Supplied material »
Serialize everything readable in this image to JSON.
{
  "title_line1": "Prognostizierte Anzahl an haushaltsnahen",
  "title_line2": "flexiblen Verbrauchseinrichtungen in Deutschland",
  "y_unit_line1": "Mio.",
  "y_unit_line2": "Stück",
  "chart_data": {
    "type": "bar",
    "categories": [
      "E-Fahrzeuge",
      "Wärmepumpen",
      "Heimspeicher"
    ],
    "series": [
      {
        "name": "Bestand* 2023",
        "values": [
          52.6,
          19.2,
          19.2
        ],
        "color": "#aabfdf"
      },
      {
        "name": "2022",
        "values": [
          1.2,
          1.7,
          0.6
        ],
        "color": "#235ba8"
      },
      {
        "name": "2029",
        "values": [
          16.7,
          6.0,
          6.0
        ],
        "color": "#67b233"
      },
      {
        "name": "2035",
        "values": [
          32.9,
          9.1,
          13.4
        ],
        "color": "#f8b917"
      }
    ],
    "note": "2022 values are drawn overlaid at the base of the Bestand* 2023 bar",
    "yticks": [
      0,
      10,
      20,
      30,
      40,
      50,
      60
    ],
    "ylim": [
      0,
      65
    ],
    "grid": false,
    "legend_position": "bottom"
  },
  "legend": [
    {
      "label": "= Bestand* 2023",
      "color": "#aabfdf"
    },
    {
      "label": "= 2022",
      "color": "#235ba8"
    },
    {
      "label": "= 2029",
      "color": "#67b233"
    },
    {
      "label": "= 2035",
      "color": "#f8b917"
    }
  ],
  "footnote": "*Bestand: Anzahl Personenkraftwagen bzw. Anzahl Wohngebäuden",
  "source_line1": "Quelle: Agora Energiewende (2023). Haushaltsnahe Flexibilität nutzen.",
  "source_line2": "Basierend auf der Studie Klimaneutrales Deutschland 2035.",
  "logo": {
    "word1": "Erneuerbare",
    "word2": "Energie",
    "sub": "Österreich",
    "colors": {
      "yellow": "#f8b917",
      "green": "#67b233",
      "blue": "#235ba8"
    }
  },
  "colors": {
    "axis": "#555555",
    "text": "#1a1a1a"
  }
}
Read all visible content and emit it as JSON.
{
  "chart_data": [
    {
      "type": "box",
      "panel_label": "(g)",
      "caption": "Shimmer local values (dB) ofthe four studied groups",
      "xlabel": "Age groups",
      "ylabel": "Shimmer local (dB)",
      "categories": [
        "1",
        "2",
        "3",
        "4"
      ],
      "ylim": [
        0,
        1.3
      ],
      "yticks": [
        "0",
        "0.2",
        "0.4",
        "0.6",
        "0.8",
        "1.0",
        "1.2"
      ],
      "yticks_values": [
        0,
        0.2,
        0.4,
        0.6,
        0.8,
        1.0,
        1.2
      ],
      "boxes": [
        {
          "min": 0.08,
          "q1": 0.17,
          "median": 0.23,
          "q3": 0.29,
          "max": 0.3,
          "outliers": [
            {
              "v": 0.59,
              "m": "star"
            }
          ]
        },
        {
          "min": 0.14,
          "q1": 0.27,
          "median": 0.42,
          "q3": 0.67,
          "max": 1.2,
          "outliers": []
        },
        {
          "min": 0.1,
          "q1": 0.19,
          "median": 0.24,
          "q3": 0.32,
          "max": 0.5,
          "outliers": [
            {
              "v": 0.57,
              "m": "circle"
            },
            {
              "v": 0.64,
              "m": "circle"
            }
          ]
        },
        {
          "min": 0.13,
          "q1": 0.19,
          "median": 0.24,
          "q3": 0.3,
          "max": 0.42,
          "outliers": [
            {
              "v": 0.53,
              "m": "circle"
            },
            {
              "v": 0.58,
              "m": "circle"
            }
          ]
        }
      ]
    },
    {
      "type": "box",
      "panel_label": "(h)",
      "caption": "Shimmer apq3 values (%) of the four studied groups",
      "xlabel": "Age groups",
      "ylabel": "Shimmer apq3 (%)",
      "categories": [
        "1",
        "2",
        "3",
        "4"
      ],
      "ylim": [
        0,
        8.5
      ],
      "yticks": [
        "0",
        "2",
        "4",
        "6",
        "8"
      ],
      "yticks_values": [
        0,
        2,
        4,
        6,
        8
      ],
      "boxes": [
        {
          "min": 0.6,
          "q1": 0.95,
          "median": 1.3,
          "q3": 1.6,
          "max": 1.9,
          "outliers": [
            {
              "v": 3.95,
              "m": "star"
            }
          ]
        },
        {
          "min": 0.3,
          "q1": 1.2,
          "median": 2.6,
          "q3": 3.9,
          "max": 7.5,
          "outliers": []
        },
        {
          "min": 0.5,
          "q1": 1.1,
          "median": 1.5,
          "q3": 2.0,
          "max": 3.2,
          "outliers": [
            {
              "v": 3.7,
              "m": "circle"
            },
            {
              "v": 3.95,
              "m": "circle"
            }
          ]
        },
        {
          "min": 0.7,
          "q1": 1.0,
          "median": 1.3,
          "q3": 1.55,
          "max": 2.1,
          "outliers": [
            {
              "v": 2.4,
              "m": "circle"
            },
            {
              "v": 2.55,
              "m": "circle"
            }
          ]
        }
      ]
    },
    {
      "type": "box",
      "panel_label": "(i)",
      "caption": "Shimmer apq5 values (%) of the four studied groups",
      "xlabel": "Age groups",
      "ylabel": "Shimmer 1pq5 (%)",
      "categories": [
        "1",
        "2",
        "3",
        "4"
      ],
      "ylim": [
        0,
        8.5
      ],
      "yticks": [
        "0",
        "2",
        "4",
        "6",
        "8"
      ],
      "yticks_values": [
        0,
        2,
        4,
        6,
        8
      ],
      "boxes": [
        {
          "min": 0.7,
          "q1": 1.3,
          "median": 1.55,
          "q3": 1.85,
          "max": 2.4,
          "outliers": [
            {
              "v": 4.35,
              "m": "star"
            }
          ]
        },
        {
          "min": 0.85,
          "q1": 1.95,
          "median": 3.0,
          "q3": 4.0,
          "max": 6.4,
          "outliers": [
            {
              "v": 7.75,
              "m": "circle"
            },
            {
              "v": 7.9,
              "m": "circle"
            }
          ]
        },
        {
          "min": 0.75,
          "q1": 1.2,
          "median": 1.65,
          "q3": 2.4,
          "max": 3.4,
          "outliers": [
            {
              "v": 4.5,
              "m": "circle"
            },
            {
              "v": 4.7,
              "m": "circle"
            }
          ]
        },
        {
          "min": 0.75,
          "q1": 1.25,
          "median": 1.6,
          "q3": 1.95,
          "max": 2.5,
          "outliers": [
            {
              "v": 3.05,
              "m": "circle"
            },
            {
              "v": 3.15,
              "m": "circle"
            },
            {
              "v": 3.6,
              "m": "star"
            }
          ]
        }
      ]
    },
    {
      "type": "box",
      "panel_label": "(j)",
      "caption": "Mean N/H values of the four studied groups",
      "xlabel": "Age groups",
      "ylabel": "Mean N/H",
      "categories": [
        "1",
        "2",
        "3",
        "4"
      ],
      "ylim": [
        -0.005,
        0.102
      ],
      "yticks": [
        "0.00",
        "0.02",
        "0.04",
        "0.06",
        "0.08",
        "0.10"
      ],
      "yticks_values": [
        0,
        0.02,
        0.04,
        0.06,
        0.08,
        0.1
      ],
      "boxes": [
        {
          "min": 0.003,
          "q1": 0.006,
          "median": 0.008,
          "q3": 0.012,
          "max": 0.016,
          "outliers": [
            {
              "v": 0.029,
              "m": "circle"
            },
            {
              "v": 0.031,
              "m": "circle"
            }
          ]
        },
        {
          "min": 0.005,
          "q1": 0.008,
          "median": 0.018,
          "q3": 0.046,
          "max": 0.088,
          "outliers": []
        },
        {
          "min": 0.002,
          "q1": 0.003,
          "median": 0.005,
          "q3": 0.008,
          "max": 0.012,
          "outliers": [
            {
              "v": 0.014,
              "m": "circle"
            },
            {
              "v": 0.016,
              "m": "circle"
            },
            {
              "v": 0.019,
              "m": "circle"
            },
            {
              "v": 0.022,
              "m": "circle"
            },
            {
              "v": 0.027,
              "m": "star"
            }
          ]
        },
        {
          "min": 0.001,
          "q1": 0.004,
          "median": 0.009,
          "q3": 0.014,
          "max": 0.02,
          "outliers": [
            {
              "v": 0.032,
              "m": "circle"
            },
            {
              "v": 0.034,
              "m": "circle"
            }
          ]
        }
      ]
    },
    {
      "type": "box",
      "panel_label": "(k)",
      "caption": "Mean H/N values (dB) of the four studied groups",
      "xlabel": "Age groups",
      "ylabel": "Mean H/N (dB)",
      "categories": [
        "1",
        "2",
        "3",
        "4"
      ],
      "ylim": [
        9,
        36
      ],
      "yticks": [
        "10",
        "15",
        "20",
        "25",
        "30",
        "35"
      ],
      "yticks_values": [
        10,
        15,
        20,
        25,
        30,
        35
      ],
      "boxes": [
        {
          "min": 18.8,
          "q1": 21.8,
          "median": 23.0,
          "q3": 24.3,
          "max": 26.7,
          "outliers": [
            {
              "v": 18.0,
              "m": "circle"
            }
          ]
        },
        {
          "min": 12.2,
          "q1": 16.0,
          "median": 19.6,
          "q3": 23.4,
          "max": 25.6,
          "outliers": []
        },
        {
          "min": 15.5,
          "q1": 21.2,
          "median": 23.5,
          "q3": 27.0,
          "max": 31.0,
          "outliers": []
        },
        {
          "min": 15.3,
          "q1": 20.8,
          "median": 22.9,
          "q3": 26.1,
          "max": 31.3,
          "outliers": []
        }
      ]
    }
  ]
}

Given problem » In the entries above, identify every line with the word "Anzahl". Copy those lines.

Result of the task »
  "title_line1": "Prognostizierte Anzahl an haushaltsnahen",
  "footnote": "*Bestand: Anzahl Personenkraftwagen bzw. Anzahl Wohngebäuden",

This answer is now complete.